Extracted data entries:
"""

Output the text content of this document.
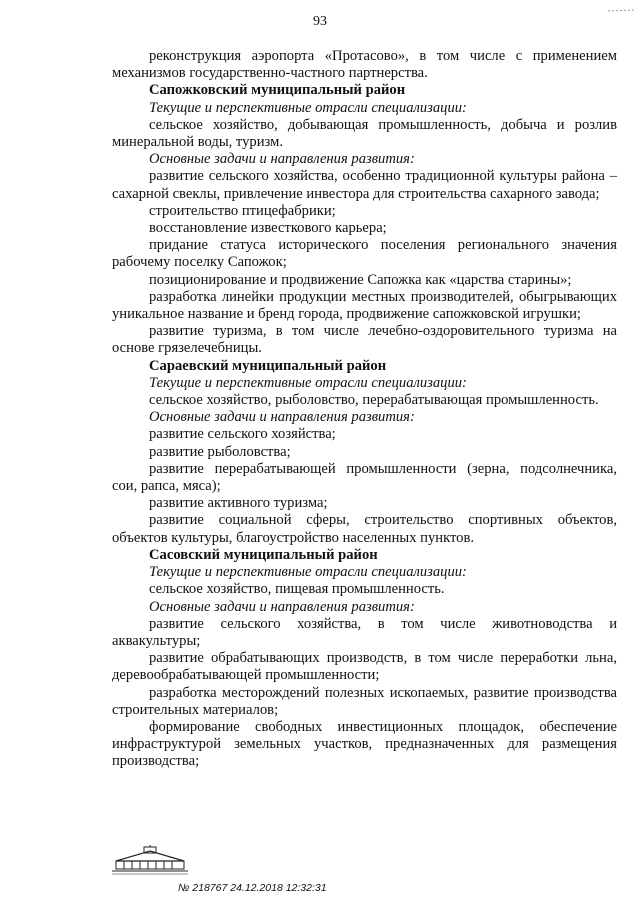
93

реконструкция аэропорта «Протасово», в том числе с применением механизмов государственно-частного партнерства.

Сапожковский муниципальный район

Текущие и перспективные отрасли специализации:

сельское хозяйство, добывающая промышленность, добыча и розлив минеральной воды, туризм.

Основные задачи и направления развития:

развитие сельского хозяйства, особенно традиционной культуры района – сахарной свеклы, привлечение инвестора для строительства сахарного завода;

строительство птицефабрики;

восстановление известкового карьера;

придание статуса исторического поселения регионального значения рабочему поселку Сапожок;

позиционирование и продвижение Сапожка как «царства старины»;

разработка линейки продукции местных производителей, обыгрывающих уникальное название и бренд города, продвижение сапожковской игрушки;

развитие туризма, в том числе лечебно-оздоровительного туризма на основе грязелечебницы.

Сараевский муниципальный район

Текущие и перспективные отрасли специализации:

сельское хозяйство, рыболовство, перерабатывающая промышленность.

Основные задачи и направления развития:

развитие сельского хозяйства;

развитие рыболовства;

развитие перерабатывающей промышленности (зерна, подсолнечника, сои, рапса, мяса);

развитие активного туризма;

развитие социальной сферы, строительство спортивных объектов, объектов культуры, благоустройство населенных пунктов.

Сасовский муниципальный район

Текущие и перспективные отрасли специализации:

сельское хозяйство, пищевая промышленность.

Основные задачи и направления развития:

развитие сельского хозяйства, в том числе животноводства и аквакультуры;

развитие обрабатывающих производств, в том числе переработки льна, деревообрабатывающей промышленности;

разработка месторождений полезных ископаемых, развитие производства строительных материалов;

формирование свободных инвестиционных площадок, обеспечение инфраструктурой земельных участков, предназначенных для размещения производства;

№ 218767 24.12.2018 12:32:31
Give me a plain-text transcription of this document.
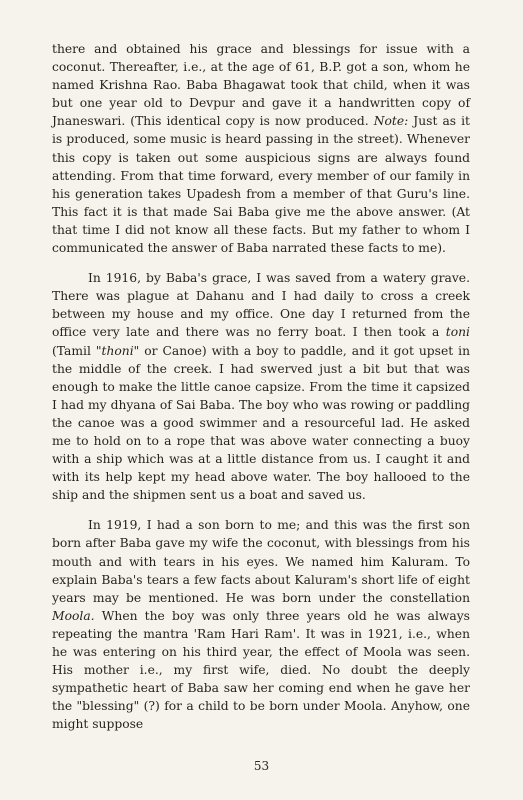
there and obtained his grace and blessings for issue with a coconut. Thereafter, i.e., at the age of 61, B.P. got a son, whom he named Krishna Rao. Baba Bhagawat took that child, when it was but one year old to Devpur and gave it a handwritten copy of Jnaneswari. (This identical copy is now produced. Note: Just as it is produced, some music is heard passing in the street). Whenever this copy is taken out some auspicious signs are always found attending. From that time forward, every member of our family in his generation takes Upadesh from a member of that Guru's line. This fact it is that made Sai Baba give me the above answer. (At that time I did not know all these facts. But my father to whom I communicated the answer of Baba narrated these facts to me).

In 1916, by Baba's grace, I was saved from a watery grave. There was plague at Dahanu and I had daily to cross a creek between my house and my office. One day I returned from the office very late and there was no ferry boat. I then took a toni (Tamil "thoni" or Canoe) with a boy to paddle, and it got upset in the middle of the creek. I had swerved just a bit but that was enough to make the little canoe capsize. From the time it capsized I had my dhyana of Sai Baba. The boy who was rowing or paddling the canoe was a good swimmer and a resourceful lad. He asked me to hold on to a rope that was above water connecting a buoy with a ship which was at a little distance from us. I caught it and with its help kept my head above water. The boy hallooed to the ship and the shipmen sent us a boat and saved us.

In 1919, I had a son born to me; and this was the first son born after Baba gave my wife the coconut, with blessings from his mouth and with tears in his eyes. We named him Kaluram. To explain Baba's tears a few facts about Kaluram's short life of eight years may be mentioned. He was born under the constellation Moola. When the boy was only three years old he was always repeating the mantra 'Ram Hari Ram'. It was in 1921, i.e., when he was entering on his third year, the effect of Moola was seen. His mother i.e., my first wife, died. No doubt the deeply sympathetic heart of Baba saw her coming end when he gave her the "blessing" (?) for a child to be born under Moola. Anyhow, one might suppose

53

"""

• Request
Write the records above out again exactly, with no pictures in your copy.

• Exercise response
Output the text content of this document.
93

реконструкция аэропорта «Протасово», в том числе с применением механизмов государственно-частного партнерства.

Сапожковский муниципальный район

Текущие и перспективные отрасли специализации:

сельское хозяйство, добывающая промышленность, добыча и розлив минеральной воды, туризм.

Основные задачи и направления развития:

развитие сельского хозяйства, особенно традиционной культуры района – сахарной свеклы, привлечение инвестора для строительства сахарного завода;

строительство птицефабрики;

восстановление известкового карьера;

придание статуса исторического поселения регионального значения рабочему поселку Сапожок;

позиционирование и продвижение Сапожка как «царства старины»;

разработка линейки продукции местных производителей, обыгрывающих уникальное название и бренд города, продвижение сапожковской игрушки;

развитие туризма, в том числе лечебно-оздоровительного туризма на основе грязелечебницы.

Сараевский муниципальный район

Текущие и перспективные отрасли специализации:

сельское хозяйство, рыболовство, перерабатывающая промышленность.

Основные задачи и направления развития:

развитие сельского хозяйства;

развитие рыболовства;

развитие перерабатывающей промышленности (зерна, подсолнечника, сои, рапса, мяса);

развитие активного туризма;

развитие социальной сферы, строительство спортивных объектов, объектов культуры, благоустройство населенных пунктов.

Сасовский муниципальный район

Текущие и перспективные отрасли специализации:

сельское хозяйство, пищевая промышленность.

Основные задачи и направления развития:

развитие сельского хозяйства, в том числе животноводства и аквакультуры;

развитие обрабатывающих производств, в том числе переработки льна, деревообрабатывающей промышленности;

разработка месторождений полезных ископаемых, развитие производства строительных материалов;

формирование свободных инвестиционных площадок, обеспечение инфраструктурой земельных участков, предназначенных для размещения производства;

№ 218767 24.12.2018 12:32:31
Give me a plain-text transcription of this document.
there and obtained his grace and blessings for issue with a coconut. Thereafter, i.e., at the age of 61, B.P. got a son, whom he named Krishna Rao. Baba Bhagawat took that child, when it was but one year old to Devpur and gave it a handwritten copy of Jnaneswari. (This identical copy is now produced. Note: Just as it is produced, some music is heard passing in the street). Whenever this copy is taken out some auspicious signs are always found attending. From that time forward, every member of our family in his generation takes Upadesh from a member of that Guru's line. This fact it is that made Sai Baba give me the above answer. (At that time I did not know all these facts. But my father to whom I communicated the answer of Baba narrated these facts to me).

In 1916, by Baba's grace, I was saved from a watery grave. There was plague at Dahanu and I had daily to cross a creek between my house and my office. One day I returned from the office very late and there was no ferry boat. I then took a toni (Tamil "thoni" or Canoe) with a boy to paddle, and it got upset in the middle of the creek. I had swerved just a bit but that was enough to make the little canoe capsize. From the time it capsized I had my dhyana of Sai Baba. The boy who was rowing or paddling the canoe was a good swimmer and a resourceful lad. He asked me to hold on to a rope that was above water connecting a buoy with a ship which was at a little distance from us. I caught it and with its help kept my head above water. The boy hallooed to the ship and the shipmen sent us a boat and saved us.

In 1919, I had a son born to me; and this was the first son born after Baba gave my wife the coconut, with blessings from his mouth and with tears in his eyes. We named him Kaluram. To explain Baba's tears a few facts about Kaluram's short life of eight years may be mentioned. He was born under the constellation Moola. When the boy was only three years old he was always repeating the mantra 'Ram Hari Ram'. It was in 1921, i.e., when he was entering on his third year, the effect of Moola was seen. His mother i.e., my first wife, died. No doubt the deeply sympathetic heart of Baba saw her coming end when he gave her the "blessing" (?) for a child to be born under Moola. Anyhow, one might suppose

53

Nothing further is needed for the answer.